WHAT TO DO -
Work out how many lines of the material below mention the word "incorporated"; reply with the number only.

═══ MATERIAL TO PROCESS ═══

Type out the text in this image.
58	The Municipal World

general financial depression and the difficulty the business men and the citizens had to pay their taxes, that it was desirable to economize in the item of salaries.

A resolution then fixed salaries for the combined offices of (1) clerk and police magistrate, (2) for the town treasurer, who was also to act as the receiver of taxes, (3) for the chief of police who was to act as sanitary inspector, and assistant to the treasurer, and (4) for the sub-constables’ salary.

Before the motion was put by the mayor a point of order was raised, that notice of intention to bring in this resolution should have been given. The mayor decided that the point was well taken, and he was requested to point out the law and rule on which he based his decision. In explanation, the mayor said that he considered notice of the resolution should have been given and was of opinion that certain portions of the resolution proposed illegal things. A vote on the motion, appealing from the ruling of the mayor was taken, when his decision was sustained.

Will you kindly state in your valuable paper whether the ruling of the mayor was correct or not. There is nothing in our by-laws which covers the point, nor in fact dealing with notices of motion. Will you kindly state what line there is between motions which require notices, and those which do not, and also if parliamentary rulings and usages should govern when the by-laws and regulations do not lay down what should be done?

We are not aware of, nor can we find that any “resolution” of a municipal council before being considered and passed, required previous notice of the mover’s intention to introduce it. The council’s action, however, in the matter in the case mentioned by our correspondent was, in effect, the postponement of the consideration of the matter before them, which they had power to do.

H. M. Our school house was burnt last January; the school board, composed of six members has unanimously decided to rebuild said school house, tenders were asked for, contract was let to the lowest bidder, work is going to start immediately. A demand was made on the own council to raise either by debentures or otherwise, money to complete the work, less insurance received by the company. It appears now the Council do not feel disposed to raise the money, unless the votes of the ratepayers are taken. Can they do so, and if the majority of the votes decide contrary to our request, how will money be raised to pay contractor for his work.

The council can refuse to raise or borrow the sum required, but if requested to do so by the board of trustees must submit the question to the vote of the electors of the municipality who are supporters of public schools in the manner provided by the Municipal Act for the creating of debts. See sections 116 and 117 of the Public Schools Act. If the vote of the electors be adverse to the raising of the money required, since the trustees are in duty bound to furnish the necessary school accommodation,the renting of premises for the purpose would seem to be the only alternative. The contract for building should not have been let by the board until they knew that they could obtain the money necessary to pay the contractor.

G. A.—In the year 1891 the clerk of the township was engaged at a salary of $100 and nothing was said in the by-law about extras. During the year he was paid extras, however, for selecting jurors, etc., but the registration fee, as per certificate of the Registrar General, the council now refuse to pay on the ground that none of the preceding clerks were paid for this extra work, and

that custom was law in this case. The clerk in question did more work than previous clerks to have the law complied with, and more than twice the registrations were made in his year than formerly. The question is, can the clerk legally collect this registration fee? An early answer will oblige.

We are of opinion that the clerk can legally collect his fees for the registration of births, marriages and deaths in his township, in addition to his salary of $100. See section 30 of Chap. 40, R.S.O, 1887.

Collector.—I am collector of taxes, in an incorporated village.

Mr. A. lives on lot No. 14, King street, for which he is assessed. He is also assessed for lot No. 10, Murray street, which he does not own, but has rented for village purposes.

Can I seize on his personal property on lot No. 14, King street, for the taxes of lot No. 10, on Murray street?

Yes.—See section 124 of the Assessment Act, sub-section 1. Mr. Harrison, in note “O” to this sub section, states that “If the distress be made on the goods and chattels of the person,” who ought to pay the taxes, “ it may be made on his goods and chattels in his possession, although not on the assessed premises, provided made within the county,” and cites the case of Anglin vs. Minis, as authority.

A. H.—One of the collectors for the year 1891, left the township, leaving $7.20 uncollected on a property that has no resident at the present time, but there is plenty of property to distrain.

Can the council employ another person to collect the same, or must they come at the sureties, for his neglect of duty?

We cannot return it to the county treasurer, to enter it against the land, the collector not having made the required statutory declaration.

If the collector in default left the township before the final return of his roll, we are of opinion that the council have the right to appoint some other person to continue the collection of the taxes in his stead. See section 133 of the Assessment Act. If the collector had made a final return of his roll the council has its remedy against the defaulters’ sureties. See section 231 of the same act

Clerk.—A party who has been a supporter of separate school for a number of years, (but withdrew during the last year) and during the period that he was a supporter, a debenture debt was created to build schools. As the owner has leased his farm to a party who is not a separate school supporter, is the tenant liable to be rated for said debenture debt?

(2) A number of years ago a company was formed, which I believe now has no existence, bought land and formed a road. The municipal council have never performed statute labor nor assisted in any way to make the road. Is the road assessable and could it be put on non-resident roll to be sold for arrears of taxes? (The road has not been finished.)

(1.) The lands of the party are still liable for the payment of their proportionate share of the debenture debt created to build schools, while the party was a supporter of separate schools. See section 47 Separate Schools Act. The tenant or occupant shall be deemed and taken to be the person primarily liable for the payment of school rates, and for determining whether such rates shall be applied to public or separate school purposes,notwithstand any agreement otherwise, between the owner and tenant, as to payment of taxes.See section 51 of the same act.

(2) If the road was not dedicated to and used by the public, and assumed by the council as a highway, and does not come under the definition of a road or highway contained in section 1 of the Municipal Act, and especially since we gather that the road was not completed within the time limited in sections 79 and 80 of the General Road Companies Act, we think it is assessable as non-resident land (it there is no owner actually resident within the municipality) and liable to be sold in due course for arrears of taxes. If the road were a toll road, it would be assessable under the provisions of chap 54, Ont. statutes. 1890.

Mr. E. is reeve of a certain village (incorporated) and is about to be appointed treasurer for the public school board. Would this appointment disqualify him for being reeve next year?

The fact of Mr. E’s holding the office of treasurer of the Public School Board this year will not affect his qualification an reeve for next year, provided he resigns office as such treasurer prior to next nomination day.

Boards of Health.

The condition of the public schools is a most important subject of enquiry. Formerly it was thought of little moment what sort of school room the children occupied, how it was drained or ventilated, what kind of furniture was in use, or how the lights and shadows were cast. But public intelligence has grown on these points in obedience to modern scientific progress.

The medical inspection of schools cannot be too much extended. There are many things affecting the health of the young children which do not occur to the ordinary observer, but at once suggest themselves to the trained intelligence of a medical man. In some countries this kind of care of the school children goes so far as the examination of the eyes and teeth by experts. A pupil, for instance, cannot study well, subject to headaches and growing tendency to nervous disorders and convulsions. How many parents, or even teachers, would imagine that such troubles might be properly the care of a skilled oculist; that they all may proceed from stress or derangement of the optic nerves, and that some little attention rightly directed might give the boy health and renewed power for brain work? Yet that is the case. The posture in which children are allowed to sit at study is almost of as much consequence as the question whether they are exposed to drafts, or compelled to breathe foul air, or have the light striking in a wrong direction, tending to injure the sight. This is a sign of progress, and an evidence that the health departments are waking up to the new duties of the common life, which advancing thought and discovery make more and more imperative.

═══

EXERCISE RESULT -
2